-- Start --

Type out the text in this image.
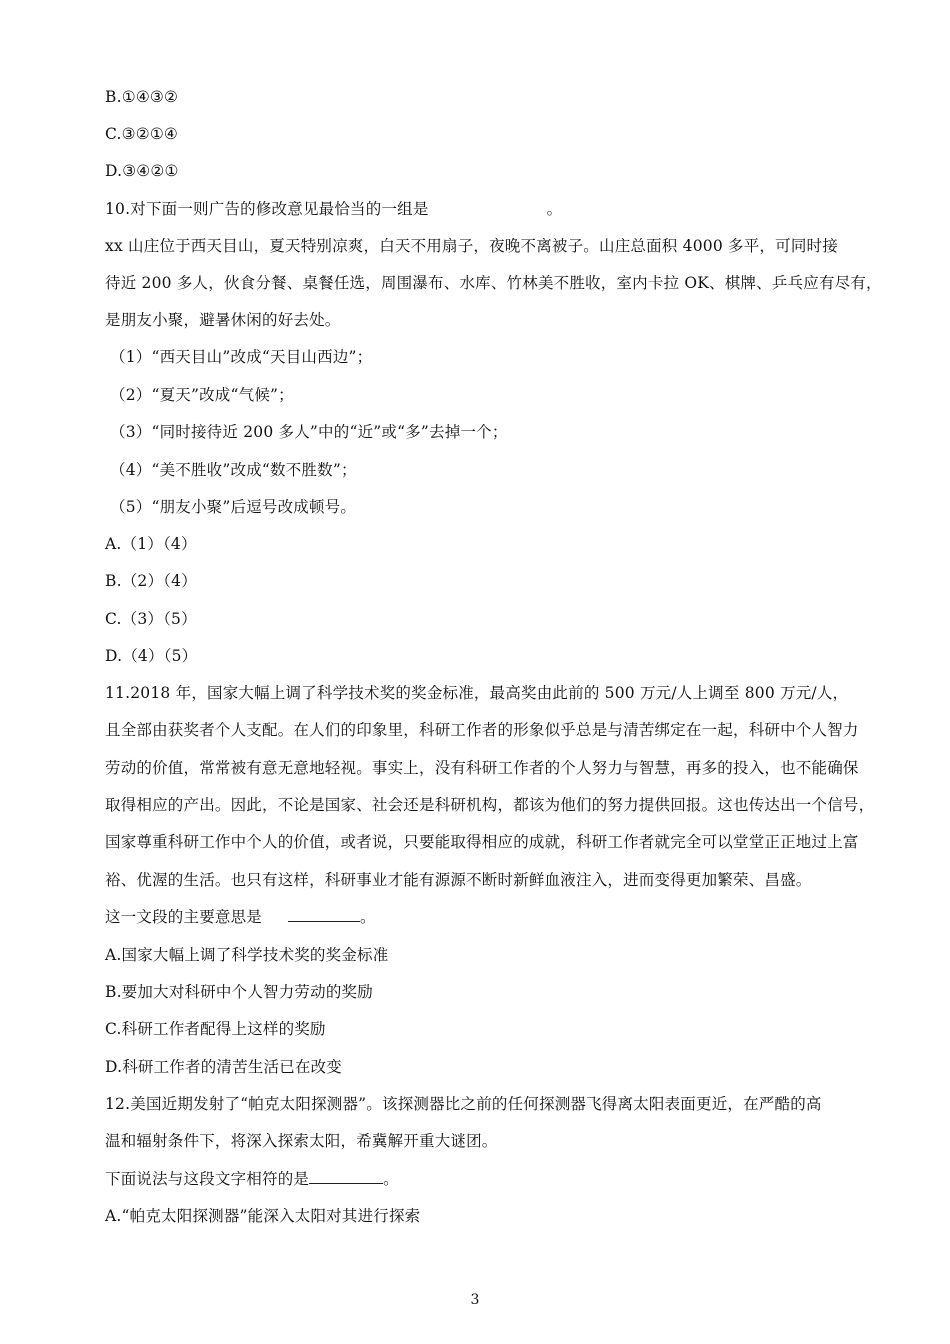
B.①④③②
C.③②①④
D.③④②①
10.对下面一则广告的修改意见最恰当的一组是	。
xx 山庄位于西天目山，夏天特别凉爽，白天不用扇子，夜晚不离被子。山庄总面积 4000 多平，可同时接
待近 200 多人，伙食分餐、桌餐任选，周围瀑布、水库、竹林美不胜收，室内卡拉 OK、棋牌、乒乓应有尽有，
是朋友小聚，避暑休闲的好去处。
（1）“西天目山”改成“天目山西边”；
（2）“夏天”改成“气候”；
（3）“同时接待近 200 多人”中的“近”或“多”去掉一个；
（4）“美不胜收”改成“数不胜数”；
（5）“朋友小聚”后逗号改成顿号。
A.（1）（4）
B.（2）（4）
C.（3）（5）
D.（4）（5）
11.2018 年，国家大幅上调了科学技术奖的奖金标准，最高奖由此前的 500 万元/人上调至 800 万元/人，
且全部由获奖者个人支配。在人们的印象里，科研工作者的形象似乎总是与清苦绑定在一起，科研中个人智力
劳动的价值，常常被有意无意地轻视。事实上，没有科研工作者的个人努力与智慧，再多的投入，也不能确保
取得相应的产出。因此，不论是国家、社会还是科研机构，都该为他们的努力提供回报。这也传达出一个信号，
国家尊重科研工作中个人的价值，或者说，只要能取得相应的成就，科研工作者就完全可以堂堂正正地过上富
裕、优渥的生活。也只有这样，科研事业才能有源源不断时新鲜血液注入，进而变得更加繁荣、昌盛。
这一文段的主要意思是	。
A.国家大幅上调了科学技术奖的奖金标准
B.要加大对科研中个人智力劳动的奖励
C.科研工作者配得上这样的奖励
D.科研工作者的清苦生活已在改变
12.美国近期发射了“帕克太阳探测器”。该探测器比之前的任何探测器飞得离太阳表面更近，在严酷的高
温和辐射条件下，将深入探索太阳，希冀解开重大谜团。
下面说法与这段文字相符的是	。
A.“帕克太阳探测器”能深入太阳对其进行探索
3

-- End --

### Problem statement
Show the lines of the data that hold the word "帕克太阳探测器".

### Response to this task
12.美国近期发射了“帕克太阳探测器”。该探测器比之前的任何探测器飞得离太阳表面更近，在严酷的高
A.“帕克太阳探测器”能深入太阳对其进行探索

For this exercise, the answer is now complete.